(Stored items)
····················
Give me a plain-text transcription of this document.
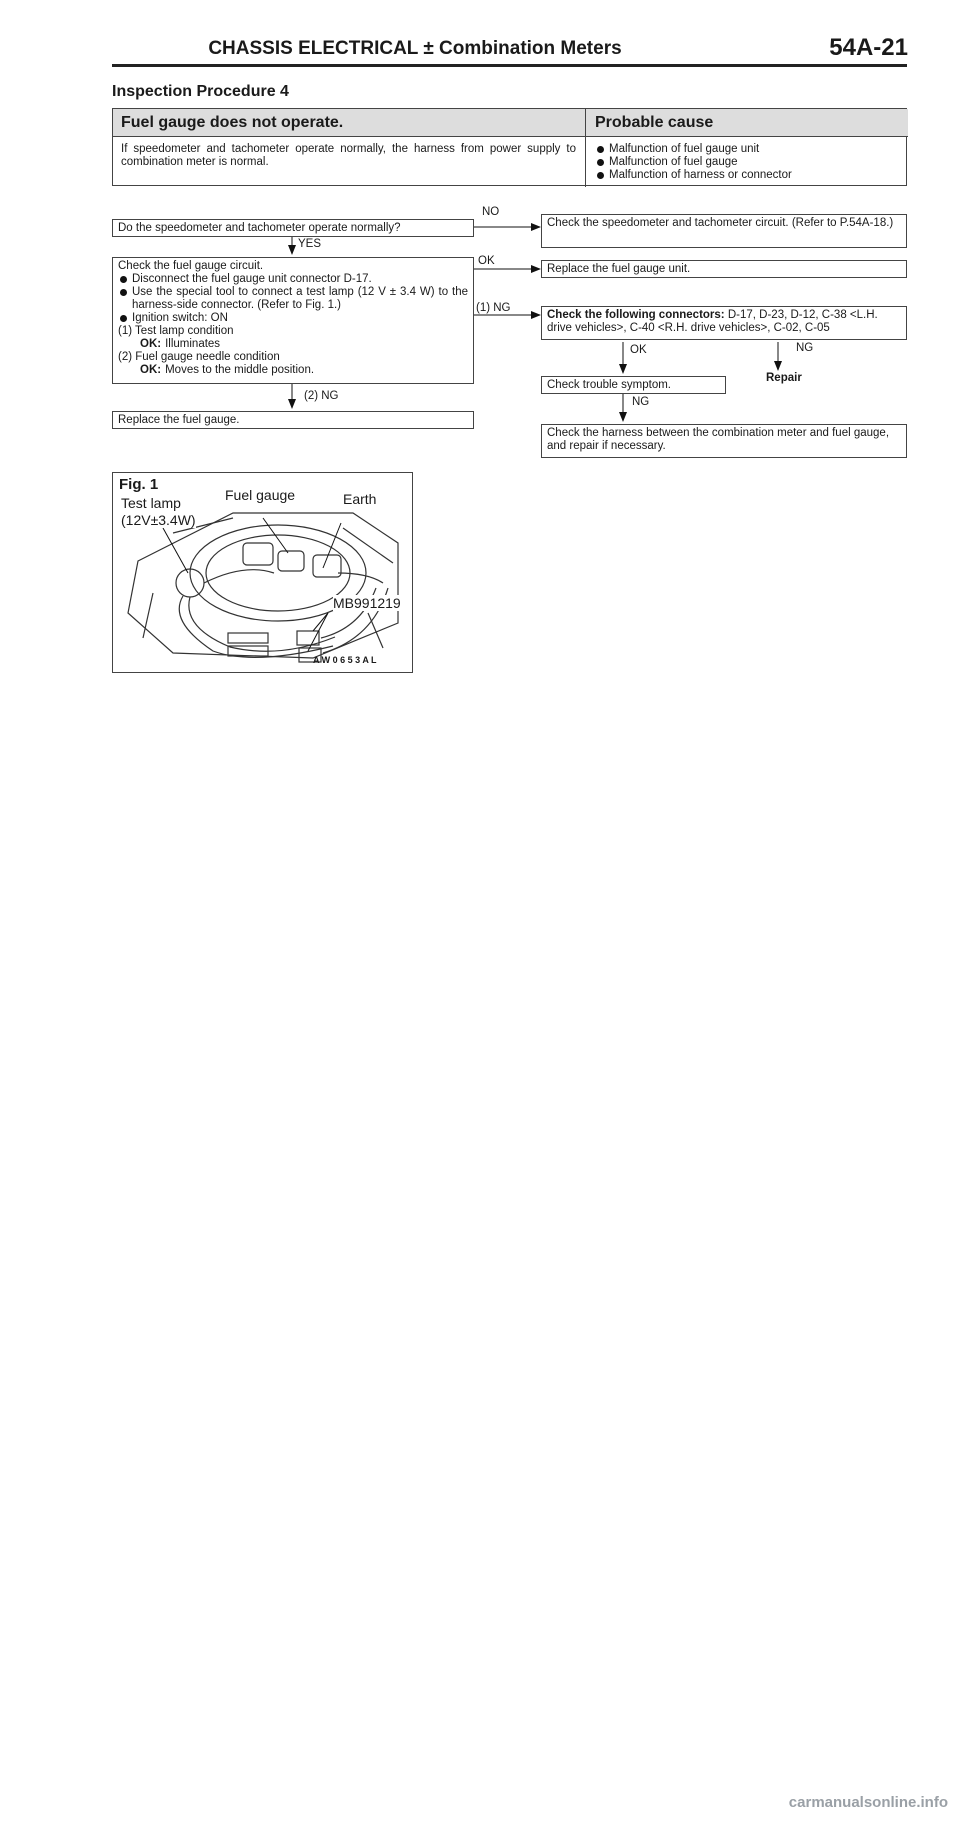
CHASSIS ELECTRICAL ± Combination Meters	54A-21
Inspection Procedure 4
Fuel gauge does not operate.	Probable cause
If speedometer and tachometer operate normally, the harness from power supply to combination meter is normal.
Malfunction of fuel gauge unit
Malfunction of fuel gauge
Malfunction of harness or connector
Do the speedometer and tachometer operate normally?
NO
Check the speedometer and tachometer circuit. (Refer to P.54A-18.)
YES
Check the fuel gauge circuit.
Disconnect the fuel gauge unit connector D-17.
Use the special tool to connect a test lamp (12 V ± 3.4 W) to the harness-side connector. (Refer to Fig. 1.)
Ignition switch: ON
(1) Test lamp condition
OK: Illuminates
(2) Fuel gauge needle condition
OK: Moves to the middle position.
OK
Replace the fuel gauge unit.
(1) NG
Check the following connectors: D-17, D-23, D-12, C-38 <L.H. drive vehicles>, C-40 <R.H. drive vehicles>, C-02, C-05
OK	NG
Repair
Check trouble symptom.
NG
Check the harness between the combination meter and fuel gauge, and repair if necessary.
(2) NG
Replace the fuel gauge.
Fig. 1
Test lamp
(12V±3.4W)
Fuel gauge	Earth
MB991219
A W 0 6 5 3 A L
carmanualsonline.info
····················
# The request:
Omit every picture, and otherwise quote the entries exactly.

# Exercise solution:
Give me a plain-text transcription of this document.
CHASSIS ELECTRICAL ± Combination Meters	54A-21
Inspection Procedure 4
Fuel gauge does not operate.	Probable cause
If speedometer and tachometer operate normally, the harness from power supply to combination meter is normal.
Malfunction of fuel gauge unit
Malfunction of fuel gauge
Malfunction of harness or connector
Do the speedometer and tachometer operate normally?
NO
Check the speedometer and tachometer circuit. (Refer to P.54A-18.)
YES
Check the fuel gauge circuit.
Disconnect the fuel gauge unit connector D-17.
Use the special tool to connect a test lamp (12 V ± 3.4 W) to the harness-side connector. (Refer to Fig. 1.)
Ignition switch: ON
(1) Test lamp condition
OK: Illuminates
(2) Fuel gauge needle condition
OK: Moves to the middle position.
OK
Replace the fuel gauge unit.
(1) NG
Check the following connectors: D-17, D-23, D-12, C-38 <L.H. drive vehicles>, C-40 <R.H. drive vehicles>, C-02, C-05
OK	NG
Repair
Check trouble symptom.
NG
Check the harness between the combination meter and fuel gauge, and repair if necessary.
(2) NG
Replace the fuel gauge.
Fig. 1
Test lamp
(12V±3.4W)
Fuel gauge	Earth
MB991219
A W 0 6 5 3 A L
carmanualsonline.info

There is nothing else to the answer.